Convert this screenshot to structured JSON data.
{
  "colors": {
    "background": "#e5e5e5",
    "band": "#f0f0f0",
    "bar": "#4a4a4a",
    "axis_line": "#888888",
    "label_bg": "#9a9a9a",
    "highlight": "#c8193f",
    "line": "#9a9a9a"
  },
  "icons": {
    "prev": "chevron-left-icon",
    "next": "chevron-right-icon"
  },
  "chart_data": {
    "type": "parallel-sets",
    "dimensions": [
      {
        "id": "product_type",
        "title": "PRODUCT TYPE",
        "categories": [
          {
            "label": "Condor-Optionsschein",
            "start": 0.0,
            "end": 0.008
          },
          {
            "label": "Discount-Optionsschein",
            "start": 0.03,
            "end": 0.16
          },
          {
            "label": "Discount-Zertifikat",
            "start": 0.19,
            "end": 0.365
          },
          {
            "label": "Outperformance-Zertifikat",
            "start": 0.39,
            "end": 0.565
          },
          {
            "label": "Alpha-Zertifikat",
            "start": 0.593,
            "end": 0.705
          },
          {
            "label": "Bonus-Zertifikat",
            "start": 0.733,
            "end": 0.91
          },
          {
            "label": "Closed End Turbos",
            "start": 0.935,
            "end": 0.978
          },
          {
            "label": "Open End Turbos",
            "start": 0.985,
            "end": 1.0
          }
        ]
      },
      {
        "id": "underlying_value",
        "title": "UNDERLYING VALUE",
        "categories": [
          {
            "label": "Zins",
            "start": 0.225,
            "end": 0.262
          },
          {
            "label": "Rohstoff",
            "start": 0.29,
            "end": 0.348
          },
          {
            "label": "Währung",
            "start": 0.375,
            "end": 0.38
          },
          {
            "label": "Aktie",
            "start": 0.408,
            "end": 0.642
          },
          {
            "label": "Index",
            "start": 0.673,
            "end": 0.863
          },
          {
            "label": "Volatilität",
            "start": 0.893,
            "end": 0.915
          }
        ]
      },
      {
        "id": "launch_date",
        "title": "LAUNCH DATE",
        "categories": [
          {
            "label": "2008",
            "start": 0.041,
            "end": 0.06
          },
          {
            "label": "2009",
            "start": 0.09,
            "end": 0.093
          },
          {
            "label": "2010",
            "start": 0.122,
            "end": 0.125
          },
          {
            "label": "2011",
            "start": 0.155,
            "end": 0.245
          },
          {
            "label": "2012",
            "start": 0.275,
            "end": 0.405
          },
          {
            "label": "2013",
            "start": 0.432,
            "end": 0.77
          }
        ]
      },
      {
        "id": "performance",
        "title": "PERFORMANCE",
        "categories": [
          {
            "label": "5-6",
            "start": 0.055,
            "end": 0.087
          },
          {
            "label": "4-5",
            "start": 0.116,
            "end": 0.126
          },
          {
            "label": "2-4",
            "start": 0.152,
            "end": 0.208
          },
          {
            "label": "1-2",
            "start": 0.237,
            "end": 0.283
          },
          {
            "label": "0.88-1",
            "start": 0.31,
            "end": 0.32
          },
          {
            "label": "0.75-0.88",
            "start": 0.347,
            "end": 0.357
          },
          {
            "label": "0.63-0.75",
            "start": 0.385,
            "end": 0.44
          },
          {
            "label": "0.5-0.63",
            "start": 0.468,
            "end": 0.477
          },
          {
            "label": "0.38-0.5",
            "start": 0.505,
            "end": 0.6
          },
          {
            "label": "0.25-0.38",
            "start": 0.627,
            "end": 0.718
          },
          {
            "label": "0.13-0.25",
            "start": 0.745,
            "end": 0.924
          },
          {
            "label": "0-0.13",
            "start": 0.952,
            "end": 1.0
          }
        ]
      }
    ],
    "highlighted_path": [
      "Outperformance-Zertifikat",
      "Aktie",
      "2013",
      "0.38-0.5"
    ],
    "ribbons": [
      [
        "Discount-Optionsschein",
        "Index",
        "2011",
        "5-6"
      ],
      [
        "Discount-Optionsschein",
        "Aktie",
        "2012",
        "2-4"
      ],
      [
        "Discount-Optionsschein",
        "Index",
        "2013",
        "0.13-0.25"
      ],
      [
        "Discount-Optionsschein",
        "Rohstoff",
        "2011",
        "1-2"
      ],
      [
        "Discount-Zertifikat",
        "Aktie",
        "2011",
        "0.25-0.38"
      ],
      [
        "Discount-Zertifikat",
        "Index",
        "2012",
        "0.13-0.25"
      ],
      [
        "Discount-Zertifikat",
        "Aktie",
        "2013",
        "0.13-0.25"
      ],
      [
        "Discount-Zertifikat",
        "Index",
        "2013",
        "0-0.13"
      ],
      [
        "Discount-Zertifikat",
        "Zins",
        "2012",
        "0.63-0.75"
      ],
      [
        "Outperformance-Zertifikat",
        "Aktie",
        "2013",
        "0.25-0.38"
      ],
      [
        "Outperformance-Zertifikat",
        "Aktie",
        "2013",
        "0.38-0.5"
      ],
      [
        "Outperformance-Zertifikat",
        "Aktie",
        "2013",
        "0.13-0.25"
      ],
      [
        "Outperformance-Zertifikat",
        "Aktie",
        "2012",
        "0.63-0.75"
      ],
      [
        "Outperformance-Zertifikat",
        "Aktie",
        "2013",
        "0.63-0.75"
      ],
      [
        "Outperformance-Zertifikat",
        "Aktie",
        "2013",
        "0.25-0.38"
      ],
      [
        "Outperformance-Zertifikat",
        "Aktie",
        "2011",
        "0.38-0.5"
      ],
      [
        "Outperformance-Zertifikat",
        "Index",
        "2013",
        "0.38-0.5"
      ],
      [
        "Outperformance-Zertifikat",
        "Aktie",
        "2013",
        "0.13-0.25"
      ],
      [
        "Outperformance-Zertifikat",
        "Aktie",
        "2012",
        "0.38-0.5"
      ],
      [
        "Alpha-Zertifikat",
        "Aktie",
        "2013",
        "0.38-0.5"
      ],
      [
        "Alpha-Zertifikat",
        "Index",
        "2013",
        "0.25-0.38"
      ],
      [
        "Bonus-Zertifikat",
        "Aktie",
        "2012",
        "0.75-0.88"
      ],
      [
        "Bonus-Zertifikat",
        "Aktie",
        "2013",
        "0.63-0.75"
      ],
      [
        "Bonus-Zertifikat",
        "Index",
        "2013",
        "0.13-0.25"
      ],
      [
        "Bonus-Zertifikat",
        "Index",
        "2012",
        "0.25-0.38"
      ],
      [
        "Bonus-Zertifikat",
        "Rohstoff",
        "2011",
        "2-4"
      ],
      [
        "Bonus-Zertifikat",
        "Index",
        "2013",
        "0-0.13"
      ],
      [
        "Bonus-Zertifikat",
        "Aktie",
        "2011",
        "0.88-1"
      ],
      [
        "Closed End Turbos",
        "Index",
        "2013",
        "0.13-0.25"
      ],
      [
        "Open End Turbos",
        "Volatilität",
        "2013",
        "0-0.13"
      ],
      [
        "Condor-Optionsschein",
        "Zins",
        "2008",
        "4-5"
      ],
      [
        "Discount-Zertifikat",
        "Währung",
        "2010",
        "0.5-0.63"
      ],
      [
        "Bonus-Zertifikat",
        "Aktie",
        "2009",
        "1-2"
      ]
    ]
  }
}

● ● ● ●

From the records given above, copy all lines containing "Open".

Task response
            "label": "Open End Turbos",
        "Open End Turbos",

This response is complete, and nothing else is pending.